**PROBLEM TO SOLVE:** Copy every line of the data in which the word "amip" occurs.

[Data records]
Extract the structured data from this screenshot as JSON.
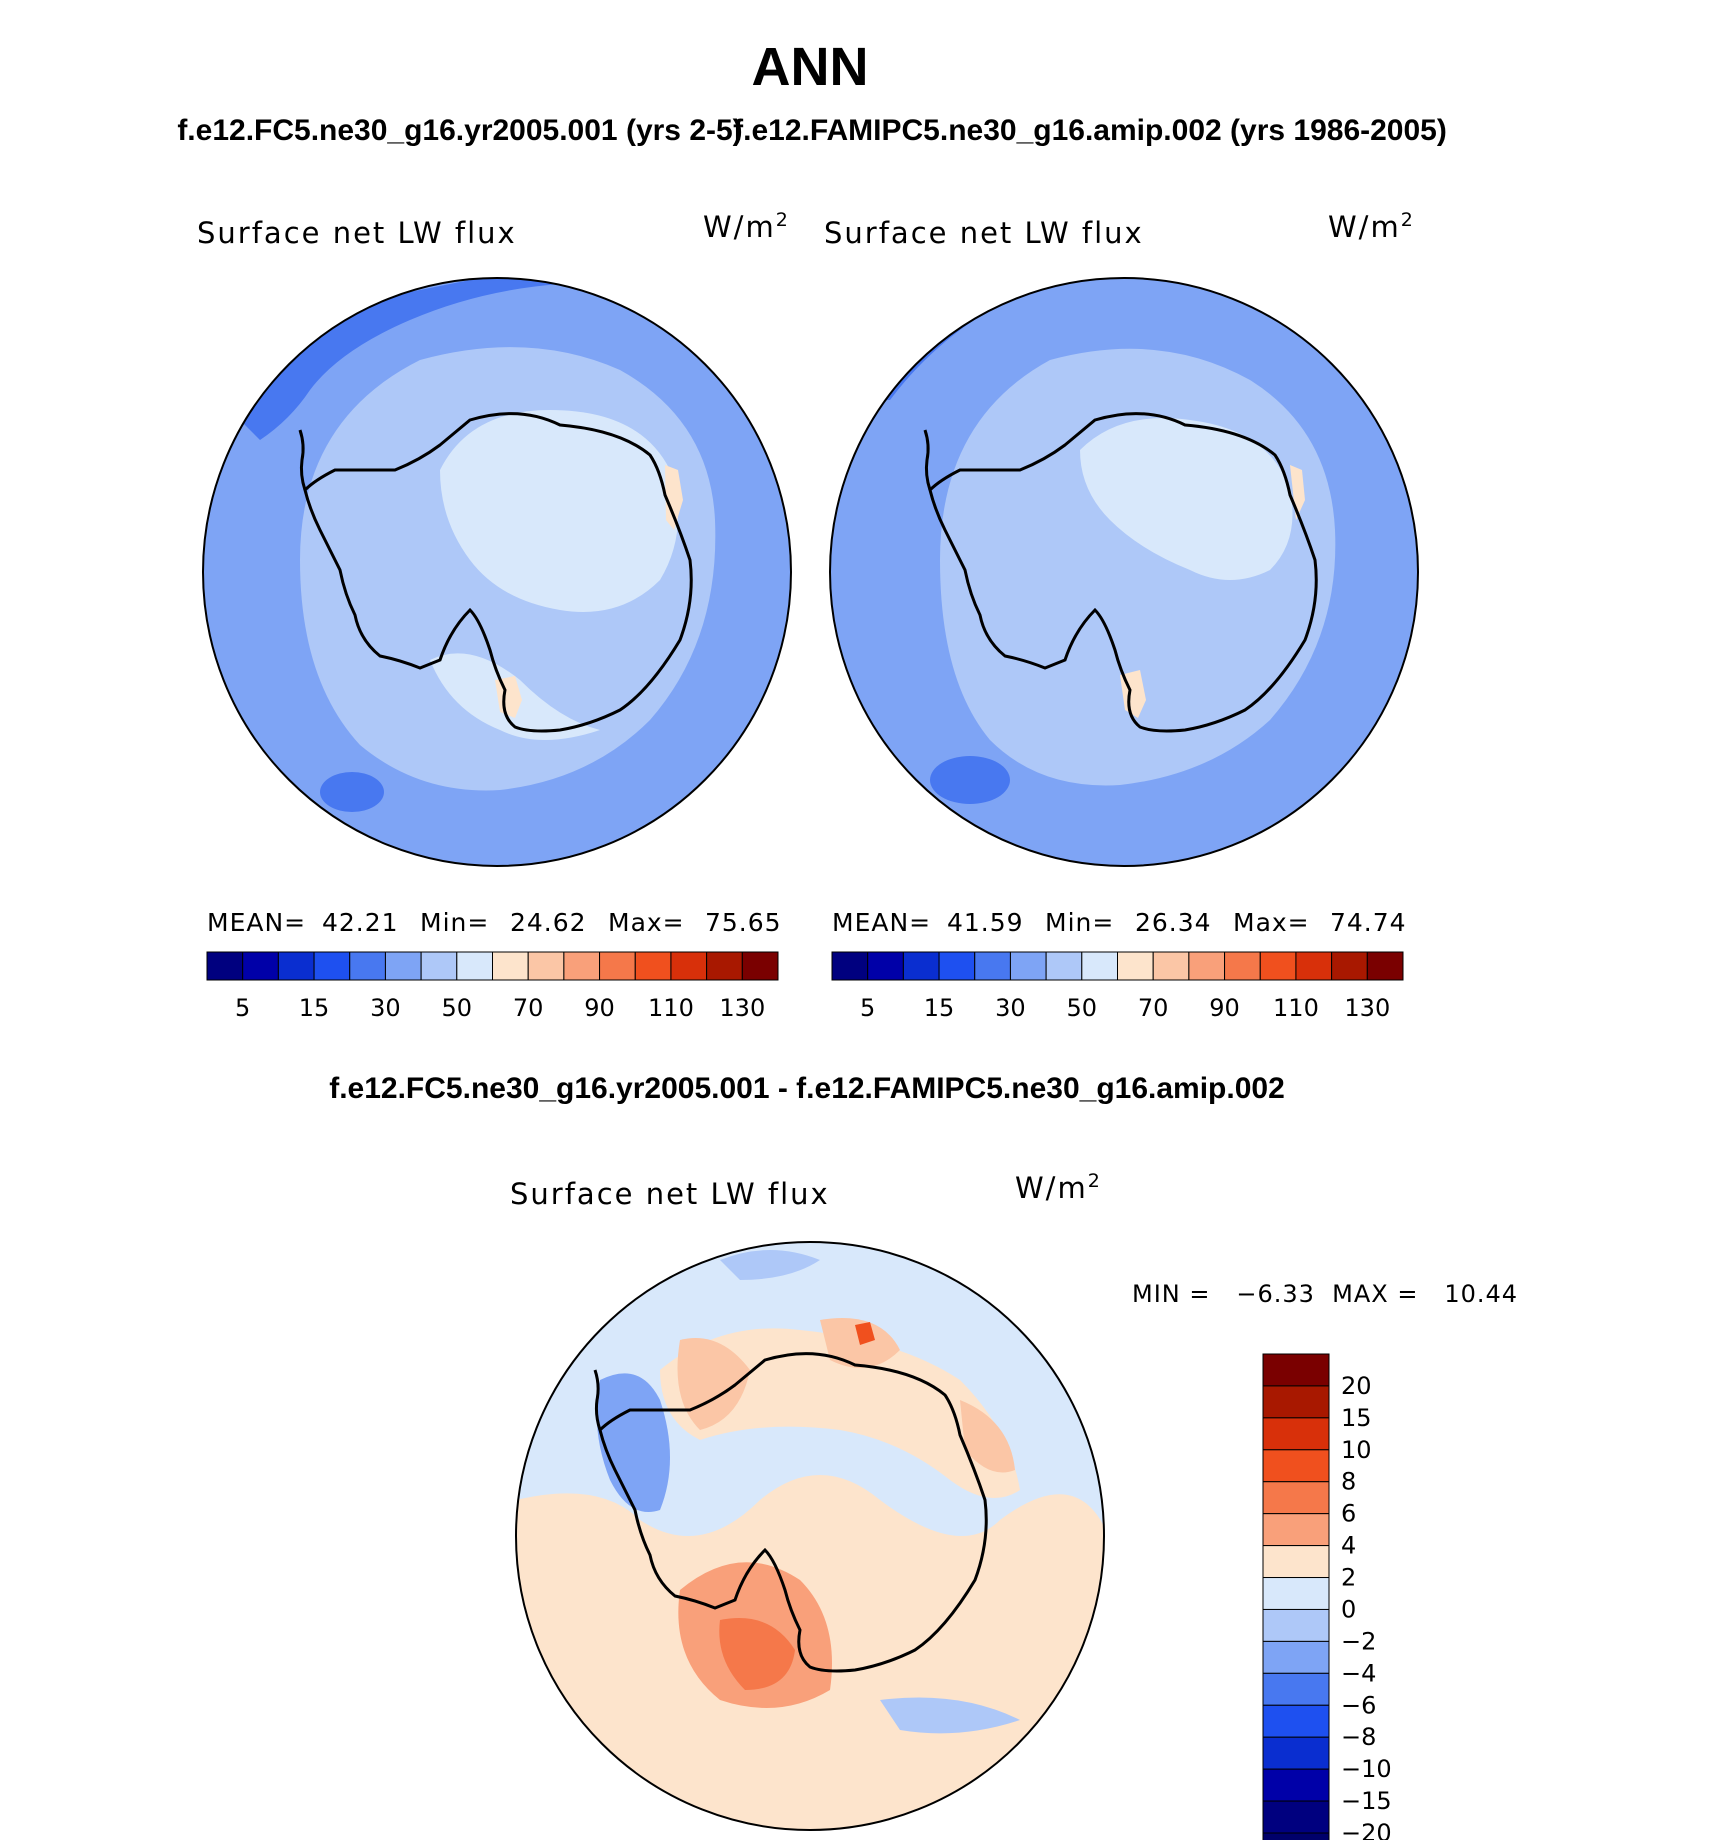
{
  "page": {
    "title": "ANN",
    "left_case_title": "f.e12.FC5.ne30_g16.yr2005.001 (yrs 2-5)",
    "right_case_title": "f.e12.FAMIPC5.ne30_g16.amip.002 (yrs 1986-2005)",
    "diff_title": "f.e12.FC5.ne30_g16.yr2005.001 - f.e12.FAMIPC5.ne30_g16.amip.002"
  },
  "panels": [
    {
      "variable": "Surface net LW flux",
      "units_base": "W/m",
      "units_exp": "2",
      "mean_label": "MEAN=",
      "mean": "42.21",
      "min_label": "Min=",
      "min": "24.62",
      "max_label": "Max=",
      "max": "75.65"
    },
    {
      "variable": "Surface net LW flux",
      "units_base": "W/m",
      "units_exp": "2",
      "mean_label": "MEAN=",
      "mean": "41.59",
      "min_label": "Min=",
      "min": "26.34",
      "max_label": "Max=",
      "max": "74.74"
    }
  ],
  "diff_panel": {
    "variable": "Surface net LW flux",
    "units_base": "W/m",
    "units_exp": "2",
    "minmax_text": "MIN =   −6.33  MAX =   10.44"
  },
  "colorbar_top": {
    "colors": [
      "#00007f",
      "#0000a8",
      "#0a2ed0",
      "#1e50f0",
      "#4878f0",
      "#7ea4f5",
      "#aec8f8",
      "#d8e8fb",
      "#fde4cc",
      "#fbc6a6",
      "#f9a07a",
      "#f5784a",
      "#f0501e",
      "#d8300a",
      "#a81800",
      "#7a0000"
    ],
    "tick_labels": [
      "5",
      "15",
      "30",
      "50",
      "70",
      "90",
      "110",
      "130"
    ]
  },
  "colorbar_diff": {
    "colors": [
      "#7a0000",
      "#a81800",
      "#d8300a",
      "#f0501e",
      "#f5784a",
      "#f9a07a",
      "#fde4cc",
      "#d8e8fb",
      "#aec8f8",
      "#7ea4f5",
      "#4878f0",
      "#1e50f0",
      "#0a2ed0",
      "#0000a8",
      "#00007f"
    ],
    "tick_labels": [
      "20",
      "15",
      "10",
      "8",
      "6",
      "4",
      "2",
      "0",
      "−2",
      "−4",
      "−6",
      "−8",
      "−10",
      "−15",
      "−20"
    ]
  }
}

**FINAL ANSWER:**
    "right_case_title": "f.e12.FAMIPC5.ne30_g16.amip.002 (yrs 1986-2005)",
    "diff_title": "f.e12.FC5.ne30_g16.yr2005.001 - f.e12.FAMIPC5.ne30_g16.amip.002"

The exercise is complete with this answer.